EXERCISE PROMPT: Copy every line of the records below that holds the word "adding".

DATA TO PROCESS:

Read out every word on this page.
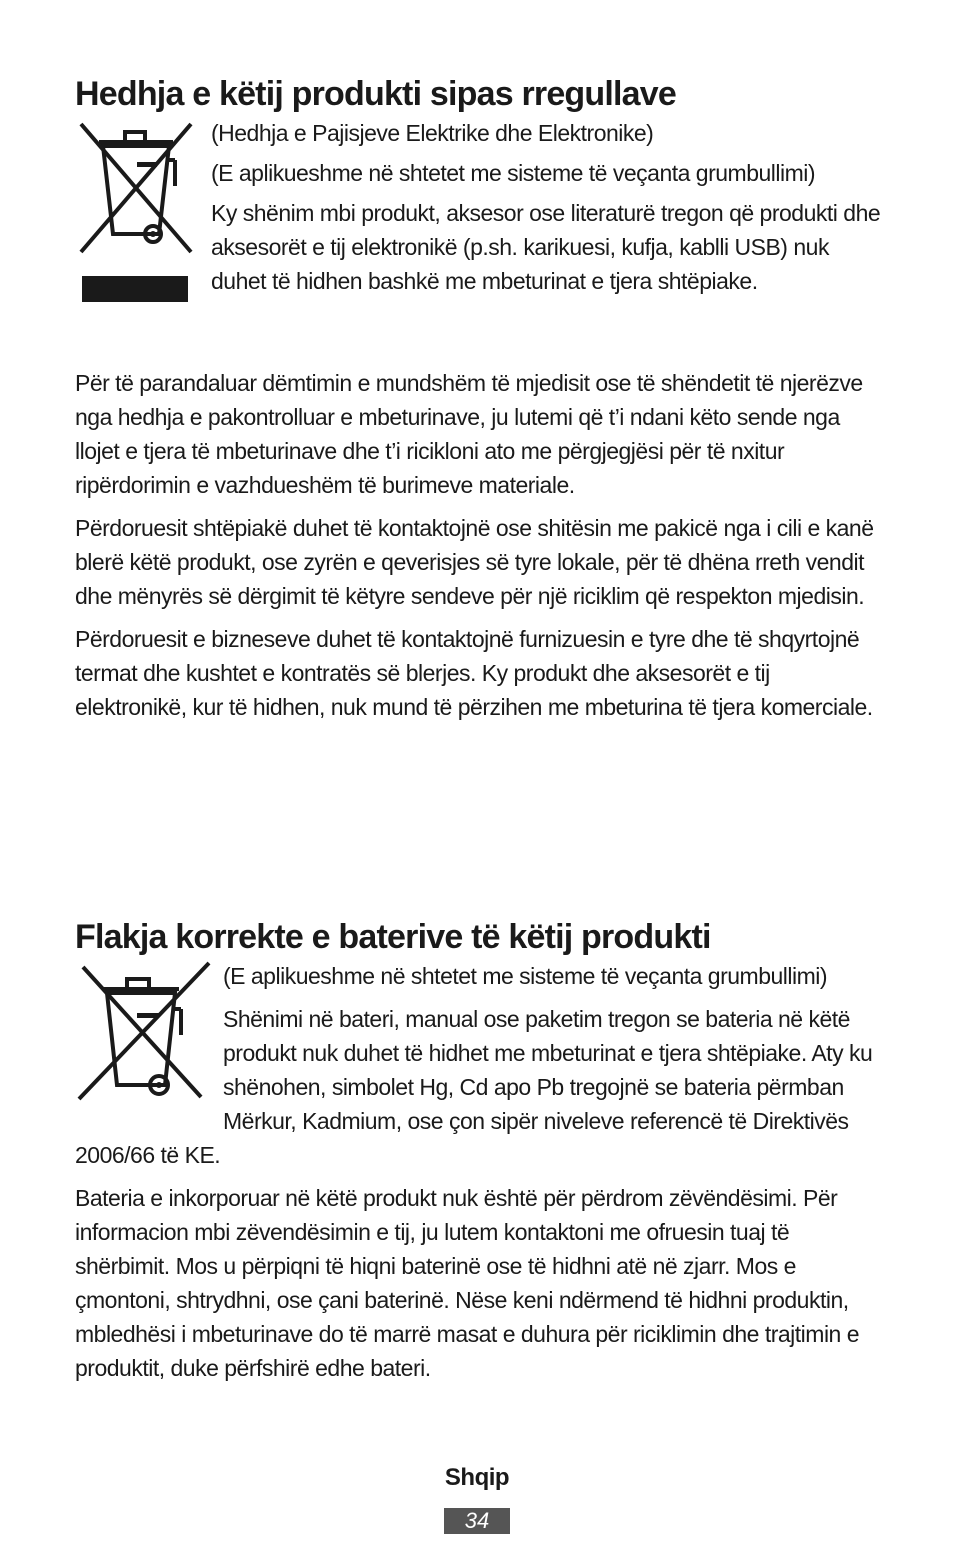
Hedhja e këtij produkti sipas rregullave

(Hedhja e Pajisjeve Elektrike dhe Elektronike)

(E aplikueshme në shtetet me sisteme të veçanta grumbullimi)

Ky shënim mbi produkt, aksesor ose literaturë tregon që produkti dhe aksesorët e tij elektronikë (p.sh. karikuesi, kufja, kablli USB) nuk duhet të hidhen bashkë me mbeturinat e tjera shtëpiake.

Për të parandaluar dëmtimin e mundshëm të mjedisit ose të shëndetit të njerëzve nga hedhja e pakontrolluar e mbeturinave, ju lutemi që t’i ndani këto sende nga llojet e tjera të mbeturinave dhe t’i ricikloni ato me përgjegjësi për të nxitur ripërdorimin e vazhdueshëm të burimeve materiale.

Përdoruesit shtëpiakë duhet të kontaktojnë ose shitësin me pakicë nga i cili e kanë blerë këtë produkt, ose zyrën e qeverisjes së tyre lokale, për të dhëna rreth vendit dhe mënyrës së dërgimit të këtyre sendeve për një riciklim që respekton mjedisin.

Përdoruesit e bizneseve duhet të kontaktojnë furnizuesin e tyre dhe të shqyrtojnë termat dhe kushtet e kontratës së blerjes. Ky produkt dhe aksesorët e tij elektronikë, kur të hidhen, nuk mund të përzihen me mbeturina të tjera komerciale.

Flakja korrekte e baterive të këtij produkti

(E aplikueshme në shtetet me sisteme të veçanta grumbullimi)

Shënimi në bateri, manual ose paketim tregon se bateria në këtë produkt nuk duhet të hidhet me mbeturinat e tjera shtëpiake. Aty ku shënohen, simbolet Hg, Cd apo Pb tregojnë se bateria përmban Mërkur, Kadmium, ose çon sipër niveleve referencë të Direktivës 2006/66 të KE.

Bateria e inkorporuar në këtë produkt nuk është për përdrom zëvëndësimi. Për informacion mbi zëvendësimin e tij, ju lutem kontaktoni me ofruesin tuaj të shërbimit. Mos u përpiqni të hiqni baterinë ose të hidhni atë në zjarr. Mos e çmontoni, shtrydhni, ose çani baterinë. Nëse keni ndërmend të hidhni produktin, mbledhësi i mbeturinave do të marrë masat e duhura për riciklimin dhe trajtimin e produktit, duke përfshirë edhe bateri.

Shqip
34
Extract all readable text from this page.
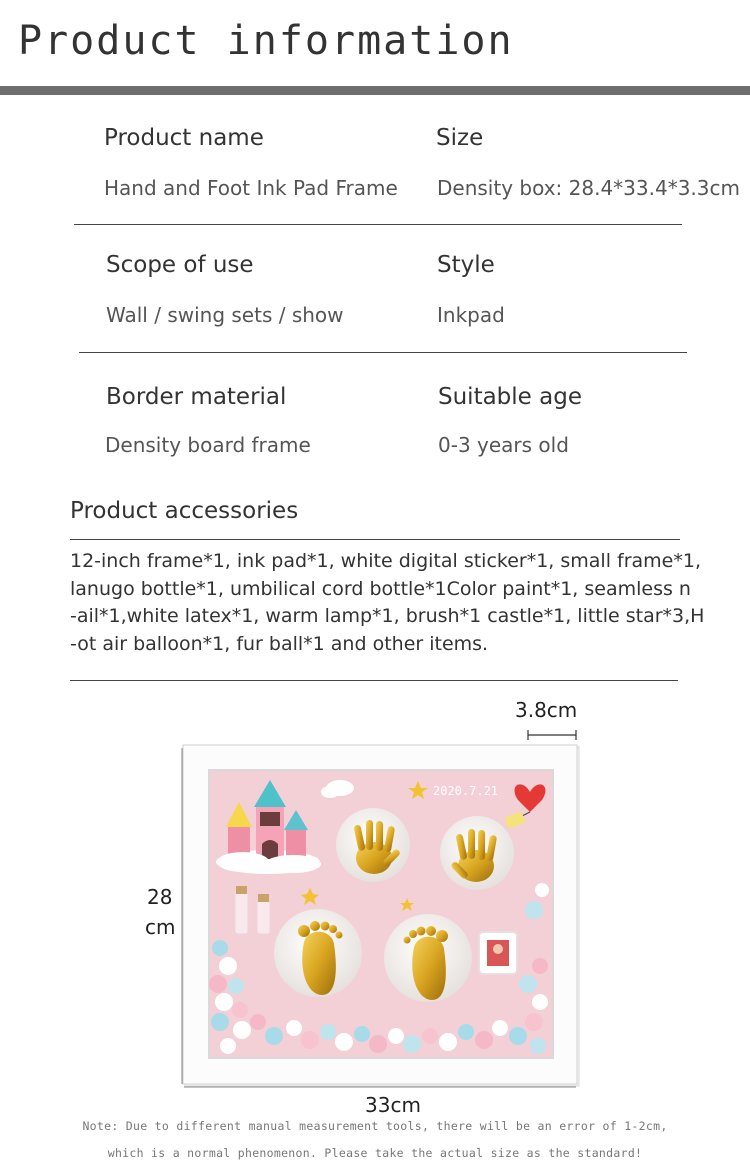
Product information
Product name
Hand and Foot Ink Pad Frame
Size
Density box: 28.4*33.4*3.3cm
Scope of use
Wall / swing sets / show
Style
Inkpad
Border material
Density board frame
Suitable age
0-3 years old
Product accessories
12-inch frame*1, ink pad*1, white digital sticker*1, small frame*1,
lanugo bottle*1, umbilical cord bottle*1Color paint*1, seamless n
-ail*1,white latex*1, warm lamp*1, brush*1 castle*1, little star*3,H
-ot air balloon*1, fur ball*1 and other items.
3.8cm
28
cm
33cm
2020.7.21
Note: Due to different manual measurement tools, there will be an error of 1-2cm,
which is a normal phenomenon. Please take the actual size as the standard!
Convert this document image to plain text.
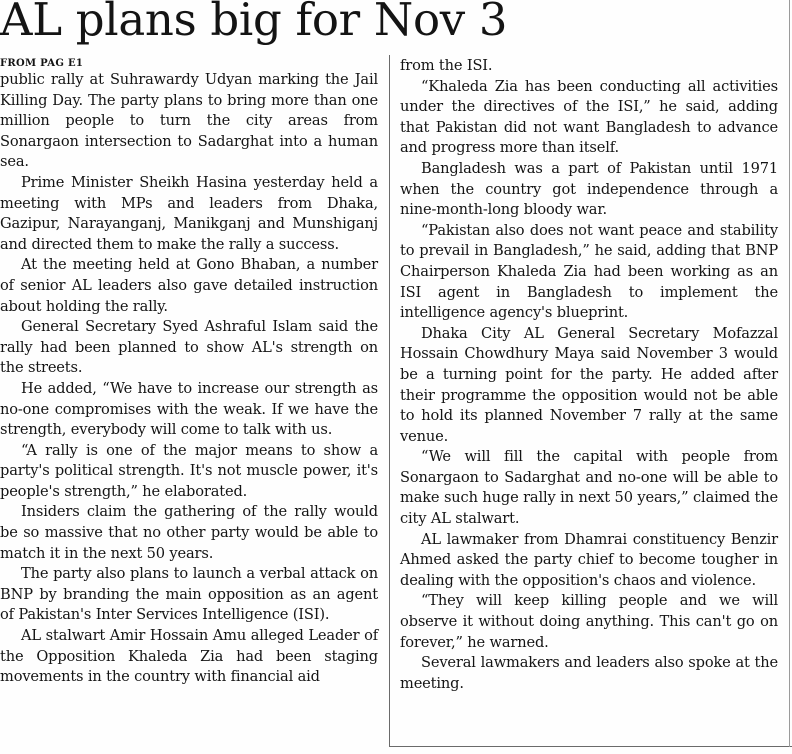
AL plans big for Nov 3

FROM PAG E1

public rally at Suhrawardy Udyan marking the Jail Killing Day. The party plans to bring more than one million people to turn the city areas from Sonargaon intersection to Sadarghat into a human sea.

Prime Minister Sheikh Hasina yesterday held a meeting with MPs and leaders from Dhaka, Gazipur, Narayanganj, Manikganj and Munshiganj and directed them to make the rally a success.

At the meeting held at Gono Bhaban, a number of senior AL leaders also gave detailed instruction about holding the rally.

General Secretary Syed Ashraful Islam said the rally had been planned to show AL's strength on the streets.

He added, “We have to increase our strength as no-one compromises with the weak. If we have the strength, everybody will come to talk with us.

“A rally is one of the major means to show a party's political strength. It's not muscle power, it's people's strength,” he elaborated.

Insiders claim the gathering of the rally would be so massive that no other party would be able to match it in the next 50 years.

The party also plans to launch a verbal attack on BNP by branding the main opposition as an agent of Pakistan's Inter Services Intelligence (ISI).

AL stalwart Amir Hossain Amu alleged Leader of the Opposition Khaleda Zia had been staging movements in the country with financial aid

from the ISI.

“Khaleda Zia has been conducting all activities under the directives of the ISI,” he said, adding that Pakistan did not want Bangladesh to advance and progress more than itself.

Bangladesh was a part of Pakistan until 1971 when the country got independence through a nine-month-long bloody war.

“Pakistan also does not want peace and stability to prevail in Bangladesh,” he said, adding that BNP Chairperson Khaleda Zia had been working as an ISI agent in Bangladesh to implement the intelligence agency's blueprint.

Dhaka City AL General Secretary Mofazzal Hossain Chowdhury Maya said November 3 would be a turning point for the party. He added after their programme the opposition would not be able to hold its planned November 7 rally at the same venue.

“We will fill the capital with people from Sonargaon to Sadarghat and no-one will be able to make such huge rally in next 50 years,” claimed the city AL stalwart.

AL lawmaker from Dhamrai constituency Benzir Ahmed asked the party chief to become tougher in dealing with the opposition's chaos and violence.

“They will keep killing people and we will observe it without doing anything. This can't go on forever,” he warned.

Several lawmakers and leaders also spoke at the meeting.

EXERCISE OUTPUT:
“Khaleda Zia has been conducting all activities under the directives of the ISI,” he said, adding that Pakistan did not want Bangladesh to advance and progress more than itself.
“Pakistan also does not want peace and stability to prevail in Bangladesh,” he said, adding that BNP Chairperson Khaleda Zia had been working as an ISI agent in Bangladesh to implement the intelligence agency's blueprint.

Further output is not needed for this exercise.